Extracted data entries
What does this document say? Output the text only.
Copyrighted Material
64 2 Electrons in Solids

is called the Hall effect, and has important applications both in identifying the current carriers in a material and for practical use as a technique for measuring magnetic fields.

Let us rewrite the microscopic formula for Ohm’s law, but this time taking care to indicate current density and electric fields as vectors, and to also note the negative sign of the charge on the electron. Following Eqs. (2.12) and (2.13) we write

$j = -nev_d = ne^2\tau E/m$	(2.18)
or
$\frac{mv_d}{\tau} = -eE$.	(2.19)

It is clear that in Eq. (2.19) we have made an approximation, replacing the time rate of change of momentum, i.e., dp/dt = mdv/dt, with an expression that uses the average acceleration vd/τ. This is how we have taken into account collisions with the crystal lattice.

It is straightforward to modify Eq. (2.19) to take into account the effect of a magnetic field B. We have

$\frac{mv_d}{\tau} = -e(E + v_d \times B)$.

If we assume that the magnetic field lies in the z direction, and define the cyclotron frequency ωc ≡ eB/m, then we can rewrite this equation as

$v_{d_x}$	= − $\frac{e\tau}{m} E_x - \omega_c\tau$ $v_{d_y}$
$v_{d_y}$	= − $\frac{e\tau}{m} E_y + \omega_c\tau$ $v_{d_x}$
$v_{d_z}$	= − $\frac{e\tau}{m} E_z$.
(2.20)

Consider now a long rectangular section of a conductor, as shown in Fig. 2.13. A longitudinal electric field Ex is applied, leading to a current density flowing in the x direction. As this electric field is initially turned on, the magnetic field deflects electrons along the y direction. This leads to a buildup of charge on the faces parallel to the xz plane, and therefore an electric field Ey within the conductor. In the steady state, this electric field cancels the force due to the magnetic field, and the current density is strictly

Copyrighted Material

## GIVEN INSTRUCTION
Please repeat all the records above exactly as they appear.

## RESULT OF THIS TASK
What does this document say? Output the text only.
Copyrighted Material
64 2 Electrons in Solids

is called the Hall effect, and has important applications both in identifying the current carriers in a material and for practical use as a technique for measuring magnetic fields.

Let us rewrite the microscopic formula for Ohm’s law, but this time taking care to indicate current density and electric fields as vectors, and to also note the negative sign of the charge on the electron. Following Eqs. (2.12) and (2.13) we write

$j = -nev_d = ne^2\tau E/m$	(2.18)
or
$\frac{mv_d}{\tau} = -eE$.	(2.19)

It is clear that in Eq. (2.19) we have made an approximation, replacing the time rate of change of momentum, i.e., dp/dt = mdv/dt, with an expression that uses the average acceleration vd/τ. This is how we have taken into account collisions with the crystal lattice.

It is straightforward to modify Eq. (2.19) to take into account the effect of a magnetic field B. We have

$\frac{mv_d}{\tau} = -e(E + v_d \times B)$.

If we assume that the magnetic field lies in the z direction, and define the cyclotron frequency ωc ≡ eB/m, then we can rewrite this equation as

$v_{d_x}$	= − $\frac{e\tau}{m} E_x - \omega_c\tau$ $v_{d_y}$
$v_{d_y}$	= − $\frac{e\tau}{m} E_y + \omega_c\tau$ $v_{d_x}$
$v_{d_z}$	= − $\frac{e\tau}{m} E_z$.
(2.20)

Consider now a long rectangular section of a conductor, as shown in Fig. 2.13. A longitudinal electric field Ex is applied, leading to a current density flowing in the x direction. As this electric field is initially turned on, the magnetic field deflects electrons along the y direction. This leads to a buildup of charge on the faces parallel to the xz plane, and therefore an electric field Ey within the conductor. In the steady state, this electric field cancels the force due to the magnetic field, and the current density is strictly

Copyrighted Material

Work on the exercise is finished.